◆ What is being asked
Provide the data again in its entirety, exactly as given.

Figure data in JSON:
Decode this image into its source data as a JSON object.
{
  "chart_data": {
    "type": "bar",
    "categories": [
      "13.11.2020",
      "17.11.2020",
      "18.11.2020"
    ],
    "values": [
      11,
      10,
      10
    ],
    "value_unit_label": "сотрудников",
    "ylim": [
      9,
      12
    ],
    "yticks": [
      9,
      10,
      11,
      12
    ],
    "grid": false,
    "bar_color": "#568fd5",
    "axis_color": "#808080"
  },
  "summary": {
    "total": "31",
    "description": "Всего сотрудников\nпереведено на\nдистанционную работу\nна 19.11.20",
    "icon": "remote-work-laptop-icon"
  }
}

◆ Expected answer
Decode this image into its source data as a JSON object.
{
  "chart_data": {
    "type": "bar",
    "categories": [
      "13.11.2020",
      "17.11.2020",
      "18.11.2020"
    ],
    "values": [
      11,
      10,
      10
    ],
    "value_unit_label": "сотрудников",
    "ylim": [
      9,
      12
    ],
    "yticks": [
      9,
      10,
      11,
      12
    ],
    "grid": false,
    "bar_color": "#568fd5",
    "axis_color": "#808080"
  },
  "summary": {
    "total": "31",
    "description": "Всего сотрудников\nпереведено на\nдистанционную работу\nна 19.11.20",
    "icon": "remote-work-laptop-icon"
  }
}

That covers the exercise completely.